### What is being asked
Quote the listing below in its entirety.

### Input data
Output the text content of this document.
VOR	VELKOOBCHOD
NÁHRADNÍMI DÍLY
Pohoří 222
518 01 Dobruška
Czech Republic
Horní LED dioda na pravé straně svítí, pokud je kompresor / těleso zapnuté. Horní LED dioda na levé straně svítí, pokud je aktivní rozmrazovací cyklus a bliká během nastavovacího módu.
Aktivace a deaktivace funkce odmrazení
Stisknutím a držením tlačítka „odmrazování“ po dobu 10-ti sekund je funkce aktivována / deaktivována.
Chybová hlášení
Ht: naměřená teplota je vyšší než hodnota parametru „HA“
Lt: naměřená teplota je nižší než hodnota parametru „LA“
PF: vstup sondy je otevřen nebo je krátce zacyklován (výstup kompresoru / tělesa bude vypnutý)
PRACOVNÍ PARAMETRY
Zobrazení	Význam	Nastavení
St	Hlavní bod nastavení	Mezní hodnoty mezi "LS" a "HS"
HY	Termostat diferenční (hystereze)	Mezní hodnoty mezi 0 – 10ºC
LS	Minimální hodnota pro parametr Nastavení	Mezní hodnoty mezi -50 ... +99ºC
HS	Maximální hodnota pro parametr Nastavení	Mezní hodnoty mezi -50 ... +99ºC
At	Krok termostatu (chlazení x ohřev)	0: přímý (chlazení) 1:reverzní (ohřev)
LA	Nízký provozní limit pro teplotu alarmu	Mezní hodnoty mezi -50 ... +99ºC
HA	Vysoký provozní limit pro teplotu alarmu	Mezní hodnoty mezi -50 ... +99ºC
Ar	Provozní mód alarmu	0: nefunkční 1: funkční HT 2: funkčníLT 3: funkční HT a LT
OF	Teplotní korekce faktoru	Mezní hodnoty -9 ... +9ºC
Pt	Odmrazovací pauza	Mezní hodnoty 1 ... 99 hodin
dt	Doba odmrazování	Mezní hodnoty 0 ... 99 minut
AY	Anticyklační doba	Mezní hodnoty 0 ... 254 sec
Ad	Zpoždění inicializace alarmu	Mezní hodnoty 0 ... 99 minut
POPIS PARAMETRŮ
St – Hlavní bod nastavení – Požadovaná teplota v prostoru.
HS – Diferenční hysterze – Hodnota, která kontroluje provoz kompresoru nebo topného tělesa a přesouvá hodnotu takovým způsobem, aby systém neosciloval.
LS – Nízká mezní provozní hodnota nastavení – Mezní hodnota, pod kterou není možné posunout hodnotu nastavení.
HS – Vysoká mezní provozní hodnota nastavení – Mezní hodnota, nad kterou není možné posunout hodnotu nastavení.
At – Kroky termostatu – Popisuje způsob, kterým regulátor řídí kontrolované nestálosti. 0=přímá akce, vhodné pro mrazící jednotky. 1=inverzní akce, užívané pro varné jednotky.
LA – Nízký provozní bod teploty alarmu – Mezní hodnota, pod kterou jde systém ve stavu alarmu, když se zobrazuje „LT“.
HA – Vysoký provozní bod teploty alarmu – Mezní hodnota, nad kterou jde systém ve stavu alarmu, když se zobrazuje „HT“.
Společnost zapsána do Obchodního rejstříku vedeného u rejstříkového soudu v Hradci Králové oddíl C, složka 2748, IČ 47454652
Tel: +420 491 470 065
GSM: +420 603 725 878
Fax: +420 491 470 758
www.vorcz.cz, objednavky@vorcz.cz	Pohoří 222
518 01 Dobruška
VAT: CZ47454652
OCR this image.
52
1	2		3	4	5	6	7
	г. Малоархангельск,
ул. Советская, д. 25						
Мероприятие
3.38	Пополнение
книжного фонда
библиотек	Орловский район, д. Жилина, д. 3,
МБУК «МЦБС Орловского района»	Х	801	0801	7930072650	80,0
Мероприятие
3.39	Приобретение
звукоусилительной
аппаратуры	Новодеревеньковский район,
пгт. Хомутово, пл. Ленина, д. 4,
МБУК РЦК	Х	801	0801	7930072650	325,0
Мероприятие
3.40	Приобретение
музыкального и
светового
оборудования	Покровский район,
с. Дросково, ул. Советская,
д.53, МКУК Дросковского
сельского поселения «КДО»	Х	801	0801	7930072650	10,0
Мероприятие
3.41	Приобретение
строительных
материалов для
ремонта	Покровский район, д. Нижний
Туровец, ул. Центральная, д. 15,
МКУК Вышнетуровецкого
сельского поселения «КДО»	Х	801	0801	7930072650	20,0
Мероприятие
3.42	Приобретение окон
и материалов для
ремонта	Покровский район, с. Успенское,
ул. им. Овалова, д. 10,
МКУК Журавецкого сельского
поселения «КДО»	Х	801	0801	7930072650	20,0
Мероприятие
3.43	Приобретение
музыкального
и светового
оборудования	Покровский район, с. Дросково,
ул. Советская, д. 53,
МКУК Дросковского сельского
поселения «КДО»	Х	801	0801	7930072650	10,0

### Task solution
Output the text content of this document.
VOR	VELKOOBCHOD
NÁHRADNÍMI DÍLY
Pohoří 222
518 01 Dobruška
Czech Republic
Horní LED dioda na pravé straně svítí, pokud je kompresor / těleso zapnuté. Horní LED dioda na levé straně svítí, pokud je aktivní rozmrazovací cyklus a bliká během nastavovacího módu.
Aktivace a deaktivace funkce odmrazení
Stisknutím a držením tlačítka „odmrazování“ po dobu 10-ti sekund je funkce aktivována / deaktivována.
Chybová hlášení
Ht: naměřená teplota je vyšší než hodnota parametru „HA“
Lt: naměřená teplota je nižší než hodnota parametru „LA“
PF: vstup sondy je otevřen nebo je krátce zacyklován (výstup kompresoru / tělesa bude vypnutý)
PRACOVNÍ PARAMETRY
Zobrazení	Význam	Nastavení
St	Hlavní bod nastavení	Mezní hodnoty mezi "LS" a "HS"
HY	Termostat diferenční (hystereze)	Mezní hodnoty mezi 0 – 10ºC
LS	Minimální hodnota pro parametr Nastavení	Mezní hodnoty mezi -50 ... +99ºC
HS	Maximální hodnota pro parametr Nastavení	Mezní hodnoty mezi -50 ... +99ºC
At	Krok termostatu (chlazení x ohřev)	0: přímý (chlazení) 1:reverzní (ohřev)
LA	Nízký provozní limit pro teplotu alarmu	Mezní hodnoty mezi -50 ... +99ºC
HA	Vysoký provozní limit pro teplotu alarmu	Mezní hodnoty mezi -50 ... +99ºC
Ar	Provozní mód alarmu	0: nefunkční 1: funkční HT 2: funkčníLT 3: funkční HT a LT
OF	Teplotní korekce faktoru	Mezní hodnoty -9 ... +9ºC
Pt	Odmrazovací pauza	Mezní hodnoty 1 ... 99 hodin
dt	Doba odmrazování	Mezní hodnoty 0 ... 99 minut
AY	Anticyklační doba	Mezní hodnoty 0 ... 254 sec
Ad	Zpoždění inicializace alarmu	Mezní hodnoty 0 ... 99 minut
POPIS PARAMETRŮ
St – Hlavní bod nastavení – Požadovaná teplota v prostoru.
HS – Diferenční hysterze – Hodnota, která kontroluje provoz kompresoru nebo topného tělesa a přesouvá hodnotu takovým způsobem, aby systém neosciloval.
LS – Nízká mezní provozní hodnota nastavení – Mezní hodnota, pod kterou není možné posunout hodnotu nastavení.
HS – Vysoká mezní provozní hodnota nastavení – Mezní hodnota, nad kterou není možné posunout hodnotu nastavení.
At – Kroky termostatu – Popisuje způsob, kterým regulátor řídí kontrolované nestálosti. 0=přímá akce, vhodné pro mrazící jednotky. 1=inverzní akce, užívané pro varné jednotky.
LA – Nízký provozní bod teploty alarmu – Mezní hodnota, pod kterou jde systém ve stavu alarmu, když se zobrazuje „LT“.
HA – Vysoký provozní bod teploty alarmu – Mezní hodnota, nad kterou jde systém ve stavu alarmu, když se zobrazuje „HT“.
Společnost zapsána do Obchodního rejstříku vedeného u rejstříkového soudu v Hradci Králové oddíl C, složka 2748, IČ 47454652
Tel: +420 491 470 065
GSM: +420 603 725 878
Fax: +420 491 470 758
www.vorcz.cz, objednavky@vorcz.cz	Pohoří 222
518 01 Dobruška
VAT: CZ47454652
OCR this image.
52
1	2		3	4	5	6	7
	г. Малоархангельск,
ул. Советская, д. 25						
Мероприятие
3.38	Пополнение
книжного фонда
библиотек	Орловский район, д. Жилина, д. 3,
МБУК «МЦБС Орловского района»	Х	801	0801	7930072650	80,0
Мероприятие
3.39	Приобретение
звукоусилительной
аппаратуры	Новодеревеньковский район,
пгт. Хомутово, пл. Ленина, д. 4,
МБУК РЦК	Х	801	0801	7930072650	325,0
Мероприятие
3.40	Приобретение
музыкального и
светового
оборудования	Покровский район,
с. Дросково, ул. Советская,
д.53, МКУК Дросковского
сельского поселения «КДО»	Х	801	0801	7930072650	10,0
Мероприятие
3.41	Приобретение
строительных
материалов для
ремонта	Покровский район, д. Нижний
Туровец, ул. Центральная, д. 15,
МКУК Вышнетуровецкого
сельского поселения «КДО»	Х	801	0801	7930072650	20,0
Мероприятие
3.42	Приобретение окон
и материалов для
ремонта	Покровский район, с. Успенское,
ул. им. Овалова, д. 10,
МКУК Журавецкого сельского
поселения «КДО»	Х	801	0801	7930072650	20,0
Мероприятие
3.43	Приобретение
музыкального
и светового
оборудования	Покровский район, с. Дросково,
ул. Советская, д. 53,
МКУК Дросковского сельского
поселения «КДО»	Х	801	0801	7930072650	10,0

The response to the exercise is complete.